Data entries
┌──
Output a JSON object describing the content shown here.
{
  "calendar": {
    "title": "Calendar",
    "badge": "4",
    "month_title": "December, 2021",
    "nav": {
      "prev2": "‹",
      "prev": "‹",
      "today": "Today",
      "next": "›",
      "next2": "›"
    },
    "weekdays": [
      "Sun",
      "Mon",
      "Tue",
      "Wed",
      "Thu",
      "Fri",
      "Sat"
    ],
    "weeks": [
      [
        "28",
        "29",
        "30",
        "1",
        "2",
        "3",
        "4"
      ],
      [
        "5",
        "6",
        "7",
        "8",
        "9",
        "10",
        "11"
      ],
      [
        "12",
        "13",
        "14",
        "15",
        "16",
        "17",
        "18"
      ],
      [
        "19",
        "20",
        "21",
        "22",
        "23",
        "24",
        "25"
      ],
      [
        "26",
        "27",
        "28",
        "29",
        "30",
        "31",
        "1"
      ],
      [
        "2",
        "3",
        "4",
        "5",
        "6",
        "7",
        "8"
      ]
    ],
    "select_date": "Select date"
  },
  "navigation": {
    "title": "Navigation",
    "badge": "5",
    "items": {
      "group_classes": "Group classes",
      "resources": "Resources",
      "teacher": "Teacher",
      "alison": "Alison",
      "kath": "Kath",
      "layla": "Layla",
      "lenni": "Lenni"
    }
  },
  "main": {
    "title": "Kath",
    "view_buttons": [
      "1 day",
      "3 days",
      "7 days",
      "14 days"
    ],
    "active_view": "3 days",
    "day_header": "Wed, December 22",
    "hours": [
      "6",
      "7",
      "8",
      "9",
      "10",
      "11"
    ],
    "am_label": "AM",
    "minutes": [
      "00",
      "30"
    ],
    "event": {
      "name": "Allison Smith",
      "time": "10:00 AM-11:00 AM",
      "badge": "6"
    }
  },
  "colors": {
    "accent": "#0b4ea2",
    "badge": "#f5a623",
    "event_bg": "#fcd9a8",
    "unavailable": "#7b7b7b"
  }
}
└──
┌──
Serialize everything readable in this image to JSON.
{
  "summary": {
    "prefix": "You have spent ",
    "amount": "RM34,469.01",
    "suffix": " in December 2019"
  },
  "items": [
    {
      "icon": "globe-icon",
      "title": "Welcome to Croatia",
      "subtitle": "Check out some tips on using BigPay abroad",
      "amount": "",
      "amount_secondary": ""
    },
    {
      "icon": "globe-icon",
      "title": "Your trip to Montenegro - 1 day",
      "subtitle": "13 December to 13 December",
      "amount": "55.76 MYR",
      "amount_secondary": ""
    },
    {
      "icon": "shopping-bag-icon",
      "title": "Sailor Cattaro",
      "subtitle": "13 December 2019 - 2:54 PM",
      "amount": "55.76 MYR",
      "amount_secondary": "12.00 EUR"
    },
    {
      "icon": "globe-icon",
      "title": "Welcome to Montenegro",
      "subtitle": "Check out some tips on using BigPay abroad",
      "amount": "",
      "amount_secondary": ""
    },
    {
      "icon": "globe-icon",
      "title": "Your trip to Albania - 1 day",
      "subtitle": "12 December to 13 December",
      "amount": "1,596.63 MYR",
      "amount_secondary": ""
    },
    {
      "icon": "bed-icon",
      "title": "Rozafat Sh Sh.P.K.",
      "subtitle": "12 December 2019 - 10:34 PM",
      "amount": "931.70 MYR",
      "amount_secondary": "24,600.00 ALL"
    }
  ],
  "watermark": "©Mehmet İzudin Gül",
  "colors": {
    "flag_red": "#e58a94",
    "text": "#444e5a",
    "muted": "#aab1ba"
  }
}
└──
◆ OBJECTIVE
Reproduce each line holding the word "trip".

◆ FINISHED TASK
      "title": "Your trip to Montenegro - 1 day",
      "title": "Your trip to Albania - 1 day",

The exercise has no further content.